AIM OF THE EXERCISE:
Gather up every line that includes the string "noise".

######

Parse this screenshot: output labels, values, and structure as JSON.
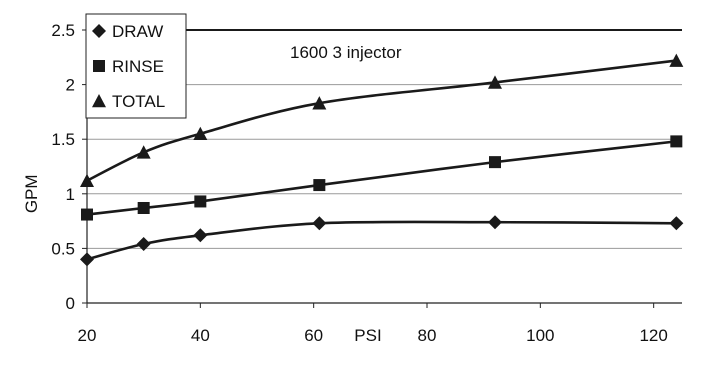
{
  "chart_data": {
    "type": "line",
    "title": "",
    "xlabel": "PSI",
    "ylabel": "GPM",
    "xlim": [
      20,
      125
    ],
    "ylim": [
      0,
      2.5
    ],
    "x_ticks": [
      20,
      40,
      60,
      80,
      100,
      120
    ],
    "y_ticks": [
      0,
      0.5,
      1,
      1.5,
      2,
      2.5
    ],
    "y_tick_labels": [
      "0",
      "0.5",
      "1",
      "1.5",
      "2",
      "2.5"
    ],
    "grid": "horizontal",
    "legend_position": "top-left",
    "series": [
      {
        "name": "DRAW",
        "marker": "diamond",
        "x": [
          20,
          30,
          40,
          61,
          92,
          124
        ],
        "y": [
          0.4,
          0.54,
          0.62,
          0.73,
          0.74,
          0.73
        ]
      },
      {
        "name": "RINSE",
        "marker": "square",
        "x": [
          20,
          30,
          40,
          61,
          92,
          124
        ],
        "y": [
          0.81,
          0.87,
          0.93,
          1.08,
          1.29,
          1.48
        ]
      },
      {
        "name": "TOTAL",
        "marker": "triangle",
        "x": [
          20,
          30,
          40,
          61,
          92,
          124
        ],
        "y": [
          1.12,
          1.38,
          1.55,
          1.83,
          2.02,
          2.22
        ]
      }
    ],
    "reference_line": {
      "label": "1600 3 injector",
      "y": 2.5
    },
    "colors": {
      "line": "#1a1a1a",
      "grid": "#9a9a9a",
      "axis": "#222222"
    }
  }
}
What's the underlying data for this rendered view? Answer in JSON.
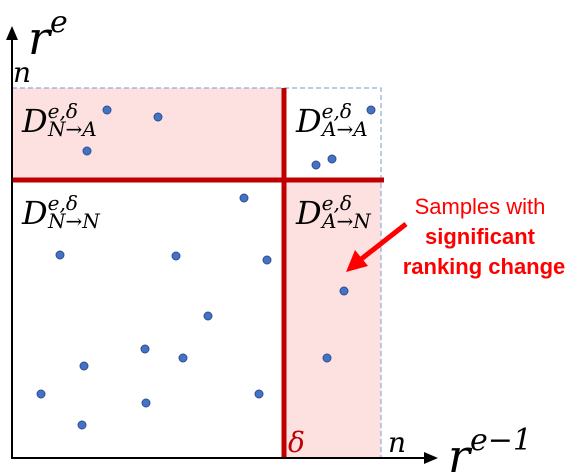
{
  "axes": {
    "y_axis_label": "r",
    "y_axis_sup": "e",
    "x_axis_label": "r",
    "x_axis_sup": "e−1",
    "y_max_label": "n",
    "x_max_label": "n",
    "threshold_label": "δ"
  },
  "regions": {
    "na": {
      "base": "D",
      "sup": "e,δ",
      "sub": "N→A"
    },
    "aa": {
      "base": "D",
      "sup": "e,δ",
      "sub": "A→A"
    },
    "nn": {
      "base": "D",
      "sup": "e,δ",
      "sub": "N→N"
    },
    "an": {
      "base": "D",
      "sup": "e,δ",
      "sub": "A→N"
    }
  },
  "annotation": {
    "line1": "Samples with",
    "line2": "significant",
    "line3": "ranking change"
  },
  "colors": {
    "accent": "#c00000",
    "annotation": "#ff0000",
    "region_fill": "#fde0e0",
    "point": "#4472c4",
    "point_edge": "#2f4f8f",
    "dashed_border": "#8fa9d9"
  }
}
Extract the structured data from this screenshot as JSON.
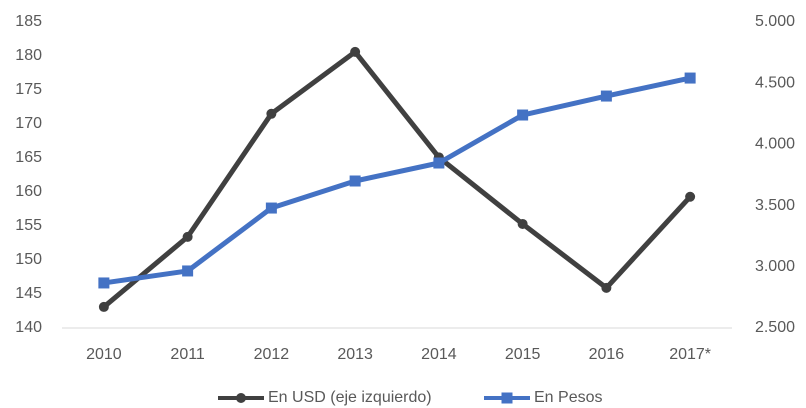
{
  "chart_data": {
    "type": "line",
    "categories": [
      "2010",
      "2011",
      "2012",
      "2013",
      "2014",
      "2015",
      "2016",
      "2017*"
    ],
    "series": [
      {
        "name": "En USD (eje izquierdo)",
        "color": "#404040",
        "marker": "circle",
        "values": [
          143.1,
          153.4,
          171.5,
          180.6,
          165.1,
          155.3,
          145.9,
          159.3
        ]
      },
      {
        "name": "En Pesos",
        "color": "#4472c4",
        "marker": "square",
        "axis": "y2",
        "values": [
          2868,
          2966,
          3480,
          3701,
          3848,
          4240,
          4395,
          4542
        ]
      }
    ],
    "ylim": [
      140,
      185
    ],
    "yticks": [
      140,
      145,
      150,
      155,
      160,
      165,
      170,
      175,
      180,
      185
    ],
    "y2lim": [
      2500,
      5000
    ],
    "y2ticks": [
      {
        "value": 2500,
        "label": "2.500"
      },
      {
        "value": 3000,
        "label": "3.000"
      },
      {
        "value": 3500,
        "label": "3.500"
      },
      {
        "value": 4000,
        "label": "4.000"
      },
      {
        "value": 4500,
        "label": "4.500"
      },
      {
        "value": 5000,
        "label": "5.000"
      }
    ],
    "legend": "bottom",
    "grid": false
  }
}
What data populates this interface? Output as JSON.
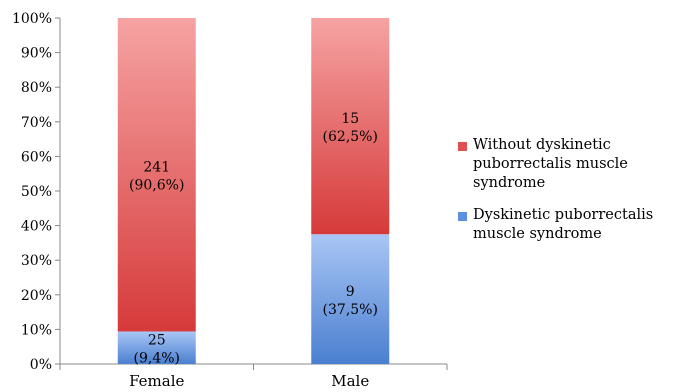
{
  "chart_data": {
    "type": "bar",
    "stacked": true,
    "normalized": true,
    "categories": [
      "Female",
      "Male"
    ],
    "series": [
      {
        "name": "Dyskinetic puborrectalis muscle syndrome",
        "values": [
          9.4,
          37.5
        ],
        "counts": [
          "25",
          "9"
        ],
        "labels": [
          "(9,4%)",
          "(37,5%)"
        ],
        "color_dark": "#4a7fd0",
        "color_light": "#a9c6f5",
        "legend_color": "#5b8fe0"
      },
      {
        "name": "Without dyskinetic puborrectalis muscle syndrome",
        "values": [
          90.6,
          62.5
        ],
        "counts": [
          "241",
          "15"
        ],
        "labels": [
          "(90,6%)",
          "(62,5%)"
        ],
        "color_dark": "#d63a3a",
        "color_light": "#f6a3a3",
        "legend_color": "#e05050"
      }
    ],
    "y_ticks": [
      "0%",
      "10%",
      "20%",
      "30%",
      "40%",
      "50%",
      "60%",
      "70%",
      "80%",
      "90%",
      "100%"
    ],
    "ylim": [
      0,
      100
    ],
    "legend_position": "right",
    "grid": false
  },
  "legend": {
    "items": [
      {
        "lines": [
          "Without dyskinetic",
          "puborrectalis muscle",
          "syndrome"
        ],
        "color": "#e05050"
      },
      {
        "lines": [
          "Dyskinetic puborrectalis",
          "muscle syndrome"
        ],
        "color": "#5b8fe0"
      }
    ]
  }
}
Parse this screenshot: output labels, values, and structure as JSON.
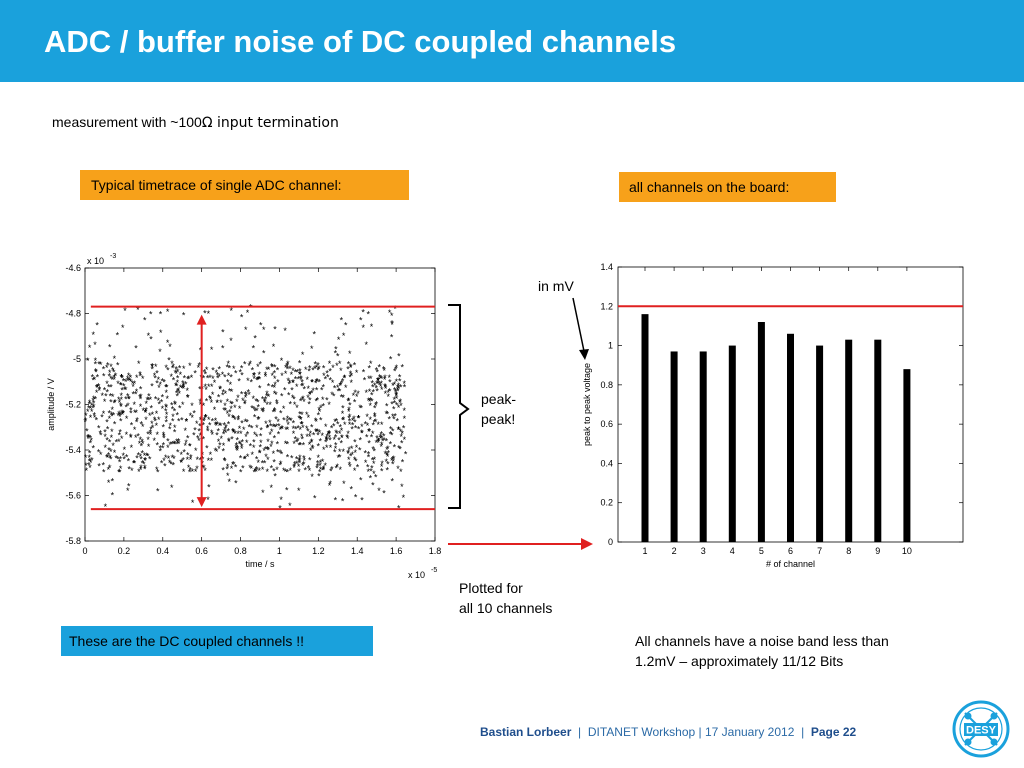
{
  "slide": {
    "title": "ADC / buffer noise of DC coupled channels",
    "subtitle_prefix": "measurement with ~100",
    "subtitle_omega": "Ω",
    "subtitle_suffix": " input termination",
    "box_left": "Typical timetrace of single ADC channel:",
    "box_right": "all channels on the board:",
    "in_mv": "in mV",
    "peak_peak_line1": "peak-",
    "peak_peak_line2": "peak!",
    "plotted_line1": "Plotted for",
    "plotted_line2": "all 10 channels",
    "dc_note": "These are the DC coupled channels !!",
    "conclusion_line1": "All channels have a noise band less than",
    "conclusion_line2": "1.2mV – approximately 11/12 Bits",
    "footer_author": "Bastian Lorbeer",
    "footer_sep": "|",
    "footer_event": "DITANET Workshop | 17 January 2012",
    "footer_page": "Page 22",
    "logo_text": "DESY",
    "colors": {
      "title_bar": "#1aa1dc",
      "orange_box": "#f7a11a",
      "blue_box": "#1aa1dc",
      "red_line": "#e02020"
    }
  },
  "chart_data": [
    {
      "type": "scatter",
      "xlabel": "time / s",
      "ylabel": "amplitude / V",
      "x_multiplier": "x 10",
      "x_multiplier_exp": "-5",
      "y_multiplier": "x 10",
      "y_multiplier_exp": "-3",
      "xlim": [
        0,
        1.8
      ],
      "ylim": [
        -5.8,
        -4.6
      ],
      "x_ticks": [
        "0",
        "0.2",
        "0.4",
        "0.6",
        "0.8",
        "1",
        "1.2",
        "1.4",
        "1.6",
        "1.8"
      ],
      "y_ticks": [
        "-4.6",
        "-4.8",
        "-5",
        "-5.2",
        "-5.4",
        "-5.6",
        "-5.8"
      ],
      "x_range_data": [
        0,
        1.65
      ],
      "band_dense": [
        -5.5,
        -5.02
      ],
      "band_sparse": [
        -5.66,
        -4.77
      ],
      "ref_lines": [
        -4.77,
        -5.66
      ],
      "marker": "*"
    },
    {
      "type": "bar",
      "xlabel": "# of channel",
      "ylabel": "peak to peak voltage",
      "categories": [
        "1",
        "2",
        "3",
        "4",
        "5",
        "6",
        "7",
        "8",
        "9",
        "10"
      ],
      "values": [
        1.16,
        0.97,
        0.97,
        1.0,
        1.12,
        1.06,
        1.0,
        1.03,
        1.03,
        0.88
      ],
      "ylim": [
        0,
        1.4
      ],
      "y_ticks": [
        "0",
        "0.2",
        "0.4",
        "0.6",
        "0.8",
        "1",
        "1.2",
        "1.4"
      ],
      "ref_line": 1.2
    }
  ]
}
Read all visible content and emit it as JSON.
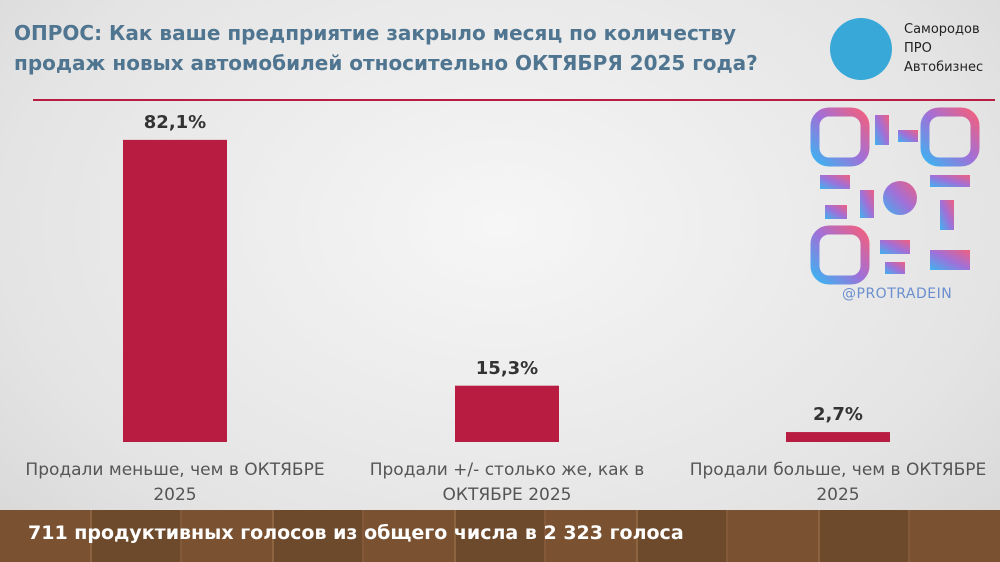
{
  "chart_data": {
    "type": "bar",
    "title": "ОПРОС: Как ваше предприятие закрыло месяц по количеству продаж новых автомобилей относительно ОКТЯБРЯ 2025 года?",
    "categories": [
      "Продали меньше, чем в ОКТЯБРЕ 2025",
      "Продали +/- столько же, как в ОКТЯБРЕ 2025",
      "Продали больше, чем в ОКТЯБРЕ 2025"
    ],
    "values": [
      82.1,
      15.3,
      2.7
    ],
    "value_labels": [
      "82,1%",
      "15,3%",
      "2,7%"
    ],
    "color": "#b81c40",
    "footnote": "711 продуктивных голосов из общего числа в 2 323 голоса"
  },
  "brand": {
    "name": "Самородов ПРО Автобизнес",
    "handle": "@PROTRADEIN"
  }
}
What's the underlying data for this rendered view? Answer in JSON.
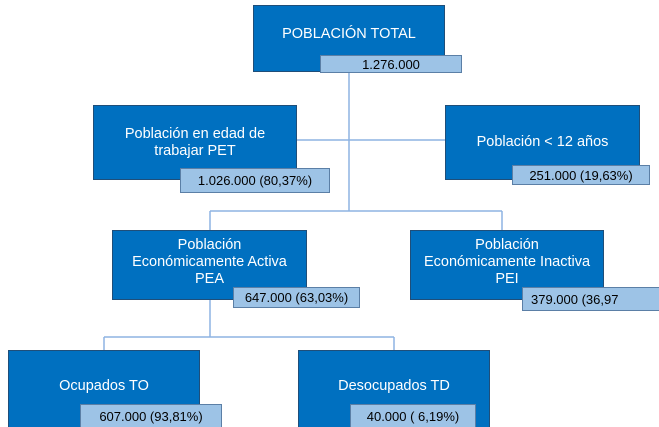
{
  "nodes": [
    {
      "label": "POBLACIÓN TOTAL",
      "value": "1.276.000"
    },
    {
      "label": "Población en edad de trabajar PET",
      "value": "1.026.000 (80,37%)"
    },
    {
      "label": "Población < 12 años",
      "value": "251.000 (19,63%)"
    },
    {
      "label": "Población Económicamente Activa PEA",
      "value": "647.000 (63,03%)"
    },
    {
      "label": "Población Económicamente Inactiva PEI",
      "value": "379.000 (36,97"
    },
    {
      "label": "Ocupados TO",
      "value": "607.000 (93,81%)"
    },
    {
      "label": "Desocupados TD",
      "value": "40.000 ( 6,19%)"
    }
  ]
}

######

EXERCISE OUTPUT:
    "title": "ADC / buffer noise of DC coupled channels",
    "conclusion_line1": "All channels have a noise band less than",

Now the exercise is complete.